▶ [YOUR TASK] Copy out every line that contains "Kommen".

▶ [Dataset records]
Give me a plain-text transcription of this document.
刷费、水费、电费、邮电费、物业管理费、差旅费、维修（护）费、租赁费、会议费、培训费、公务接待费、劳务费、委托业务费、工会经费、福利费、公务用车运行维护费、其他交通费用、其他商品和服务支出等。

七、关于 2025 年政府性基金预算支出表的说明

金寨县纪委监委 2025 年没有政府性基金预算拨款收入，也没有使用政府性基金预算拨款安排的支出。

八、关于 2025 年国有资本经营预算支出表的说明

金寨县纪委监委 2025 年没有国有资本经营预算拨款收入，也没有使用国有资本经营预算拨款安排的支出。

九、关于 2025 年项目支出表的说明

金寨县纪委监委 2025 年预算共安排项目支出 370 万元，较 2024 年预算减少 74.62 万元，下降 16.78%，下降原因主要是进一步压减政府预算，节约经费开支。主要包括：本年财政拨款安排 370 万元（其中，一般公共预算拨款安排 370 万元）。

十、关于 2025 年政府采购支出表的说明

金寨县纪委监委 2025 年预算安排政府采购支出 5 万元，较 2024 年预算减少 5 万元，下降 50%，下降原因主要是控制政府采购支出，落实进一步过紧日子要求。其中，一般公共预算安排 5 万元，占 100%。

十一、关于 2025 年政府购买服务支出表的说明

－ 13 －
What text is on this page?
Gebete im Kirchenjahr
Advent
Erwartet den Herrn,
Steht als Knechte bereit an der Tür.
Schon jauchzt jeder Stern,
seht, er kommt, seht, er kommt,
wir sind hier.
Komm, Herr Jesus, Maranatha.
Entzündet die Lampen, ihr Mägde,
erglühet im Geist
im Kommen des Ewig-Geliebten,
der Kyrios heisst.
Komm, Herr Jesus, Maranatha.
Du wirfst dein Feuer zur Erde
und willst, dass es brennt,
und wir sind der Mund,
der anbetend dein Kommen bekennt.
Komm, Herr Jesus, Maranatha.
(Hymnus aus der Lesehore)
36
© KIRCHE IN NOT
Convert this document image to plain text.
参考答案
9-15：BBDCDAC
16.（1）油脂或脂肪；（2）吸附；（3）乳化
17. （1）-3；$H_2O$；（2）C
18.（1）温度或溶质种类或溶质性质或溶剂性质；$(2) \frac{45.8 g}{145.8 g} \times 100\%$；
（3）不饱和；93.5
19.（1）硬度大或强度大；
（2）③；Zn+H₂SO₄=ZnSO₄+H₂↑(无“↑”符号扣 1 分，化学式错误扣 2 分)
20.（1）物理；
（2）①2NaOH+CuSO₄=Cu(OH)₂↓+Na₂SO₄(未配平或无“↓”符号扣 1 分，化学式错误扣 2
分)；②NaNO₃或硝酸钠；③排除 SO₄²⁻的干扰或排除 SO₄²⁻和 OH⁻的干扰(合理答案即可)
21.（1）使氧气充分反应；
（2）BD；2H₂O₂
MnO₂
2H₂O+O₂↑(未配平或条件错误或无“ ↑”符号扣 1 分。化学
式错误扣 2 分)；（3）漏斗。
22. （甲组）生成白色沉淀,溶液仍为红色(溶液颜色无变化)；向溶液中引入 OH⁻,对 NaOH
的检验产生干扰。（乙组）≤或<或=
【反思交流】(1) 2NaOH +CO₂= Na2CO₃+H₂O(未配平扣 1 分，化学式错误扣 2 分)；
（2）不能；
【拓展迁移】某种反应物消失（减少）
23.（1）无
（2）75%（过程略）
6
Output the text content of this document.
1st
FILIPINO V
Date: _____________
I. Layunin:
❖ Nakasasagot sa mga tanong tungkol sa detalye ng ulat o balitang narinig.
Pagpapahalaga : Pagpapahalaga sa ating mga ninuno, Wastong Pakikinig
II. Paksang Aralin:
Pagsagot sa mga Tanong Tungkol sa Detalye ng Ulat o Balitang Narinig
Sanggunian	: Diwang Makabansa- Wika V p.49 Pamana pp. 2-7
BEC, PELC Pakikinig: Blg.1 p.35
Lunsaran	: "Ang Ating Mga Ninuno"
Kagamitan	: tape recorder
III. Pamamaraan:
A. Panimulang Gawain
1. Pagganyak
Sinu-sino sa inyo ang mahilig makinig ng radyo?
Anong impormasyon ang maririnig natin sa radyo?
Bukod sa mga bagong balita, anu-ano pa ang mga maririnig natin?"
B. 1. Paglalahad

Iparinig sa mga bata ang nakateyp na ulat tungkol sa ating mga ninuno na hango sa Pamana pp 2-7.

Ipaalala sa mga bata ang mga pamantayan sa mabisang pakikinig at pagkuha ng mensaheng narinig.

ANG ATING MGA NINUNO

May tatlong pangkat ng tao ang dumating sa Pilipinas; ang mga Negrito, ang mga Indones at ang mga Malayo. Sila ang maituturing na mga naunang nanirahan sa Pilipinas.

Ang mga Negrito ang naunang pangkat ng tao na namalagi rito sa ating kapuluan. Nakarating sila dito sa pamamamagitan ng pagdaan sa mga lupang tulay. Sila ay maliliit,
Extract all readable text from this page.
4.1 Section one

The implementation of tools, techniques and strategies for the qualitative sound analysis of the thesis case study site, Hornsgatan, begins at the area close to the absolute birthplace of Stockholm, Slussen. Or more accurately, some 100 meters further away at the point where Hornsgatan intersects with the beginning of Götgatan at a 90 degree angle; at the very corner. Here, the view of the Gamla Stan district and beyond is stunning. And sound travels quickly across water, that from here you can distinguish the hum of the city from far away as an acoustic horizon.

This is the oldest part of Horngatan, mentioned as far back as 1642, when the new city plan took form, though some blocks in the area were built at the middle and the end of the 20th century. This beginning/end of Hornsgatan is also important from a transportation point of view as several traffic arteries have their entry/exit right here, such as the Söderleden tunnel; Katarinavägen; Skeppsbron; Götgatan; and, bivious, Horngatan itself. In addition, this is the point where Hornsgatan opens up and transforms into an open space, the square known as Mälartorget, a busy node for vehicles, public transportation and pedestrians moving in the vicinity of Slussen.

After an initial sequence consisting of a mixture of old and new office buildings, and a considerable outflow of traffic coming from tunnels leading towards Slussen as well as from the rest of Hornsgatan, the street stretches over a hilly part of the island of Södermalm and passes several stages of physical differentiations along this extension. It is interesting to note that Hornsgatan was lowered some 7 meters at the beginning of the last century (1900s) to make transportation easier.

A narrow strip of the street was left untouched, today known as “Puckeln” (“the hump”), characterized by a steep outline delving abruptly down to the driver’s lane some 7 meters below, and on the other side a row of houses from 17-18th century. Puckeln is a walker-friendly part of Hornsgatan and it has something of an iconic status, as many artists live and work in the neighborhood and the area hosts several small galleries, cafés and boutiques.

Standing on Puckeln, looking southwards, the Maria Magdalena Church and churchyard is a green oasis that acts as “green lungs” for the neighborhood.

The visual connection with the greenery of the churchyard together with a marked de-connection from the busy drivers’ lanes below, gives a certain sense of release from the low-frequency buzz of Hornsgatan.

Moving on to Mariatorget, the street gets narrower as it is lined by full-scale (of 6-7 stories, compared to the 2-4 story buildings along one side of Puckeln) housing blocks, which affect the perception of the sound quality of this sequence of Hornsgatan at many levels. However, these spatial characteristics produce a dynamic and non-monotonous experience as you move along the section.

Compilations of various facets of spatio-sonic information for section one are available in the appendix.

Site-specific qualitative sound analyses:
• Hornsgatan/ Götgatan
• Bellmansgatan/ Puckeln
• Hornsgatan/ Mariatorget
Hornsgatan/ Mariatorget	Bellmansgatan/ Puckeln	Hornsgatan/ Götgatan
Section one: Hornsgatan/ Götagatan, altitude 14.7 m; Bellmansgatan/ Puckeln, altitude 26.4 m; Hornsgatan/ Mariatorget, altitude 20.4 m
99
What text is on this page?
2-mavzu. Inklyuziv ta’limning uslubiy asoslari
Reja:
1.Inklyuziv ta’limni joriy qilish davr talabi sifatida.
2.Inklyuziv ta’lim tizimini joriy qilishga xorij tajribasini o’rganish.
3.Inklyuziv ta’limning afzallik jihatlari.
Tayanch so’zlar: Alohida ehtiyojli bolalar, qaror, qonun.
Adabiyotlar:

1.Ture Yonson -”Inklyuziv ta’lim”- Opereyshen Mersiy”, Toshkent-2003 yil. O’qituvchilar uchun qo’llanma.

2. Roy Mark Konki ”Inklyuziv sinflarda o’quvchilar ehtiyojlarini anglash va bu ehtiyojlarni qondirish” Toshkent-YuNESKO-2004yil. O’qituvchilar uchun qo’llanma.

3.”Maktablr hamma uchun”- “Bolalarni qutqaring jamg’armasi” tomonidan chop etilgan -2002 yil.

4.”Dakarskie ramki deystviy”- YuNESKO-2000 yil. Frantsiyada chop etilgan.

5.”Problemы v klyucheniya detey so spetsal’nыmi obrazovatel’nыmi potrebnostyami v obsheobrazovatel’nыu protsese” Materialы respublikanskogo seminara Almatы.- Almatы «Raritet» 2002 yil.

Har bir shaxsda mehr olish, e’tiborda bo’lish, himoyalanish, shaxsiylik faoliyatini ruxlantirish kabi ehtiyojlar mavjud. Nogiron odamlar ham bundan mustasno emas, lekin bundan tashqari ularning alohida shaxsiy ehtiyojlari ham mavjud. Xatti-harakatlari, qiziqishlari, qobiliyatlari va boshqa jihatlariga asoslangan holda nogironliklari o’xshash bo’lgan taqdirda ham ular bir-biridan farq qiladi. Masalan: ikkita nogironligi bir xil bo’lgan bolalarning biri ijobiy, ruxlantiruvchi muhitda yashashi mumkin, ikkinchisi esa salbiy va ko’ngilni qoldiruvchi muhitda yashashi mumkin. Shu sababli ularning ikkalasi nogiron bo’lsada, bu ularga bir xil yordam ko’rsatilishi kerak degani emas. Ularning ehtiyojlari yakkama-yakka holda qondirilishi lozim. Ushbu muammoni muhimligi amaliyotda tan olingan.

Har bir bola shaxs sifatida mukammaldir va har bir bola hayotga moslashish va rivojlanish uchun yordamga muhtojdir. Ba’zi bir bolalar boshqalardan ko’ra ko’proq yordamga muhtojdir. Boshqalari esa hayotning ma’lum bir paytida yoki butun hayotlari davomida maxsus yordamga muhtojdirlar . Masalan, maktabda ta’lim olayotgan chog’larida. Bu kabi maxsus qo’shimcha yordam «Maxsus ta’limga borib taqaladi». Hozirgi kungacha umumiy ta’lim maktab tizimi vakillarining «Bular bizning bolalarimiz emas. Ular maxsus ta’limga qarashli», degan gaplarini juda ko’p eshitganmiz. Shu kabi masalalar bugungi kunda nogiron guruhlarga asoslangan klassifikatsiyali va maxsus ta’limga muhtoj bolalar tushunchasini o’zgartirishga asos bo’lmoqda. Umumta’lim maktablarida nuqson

▶ [WRITTEN ANSWER]
im Kommen des Ewig-Geliebten,
der anbetend dein Kommen bekennt.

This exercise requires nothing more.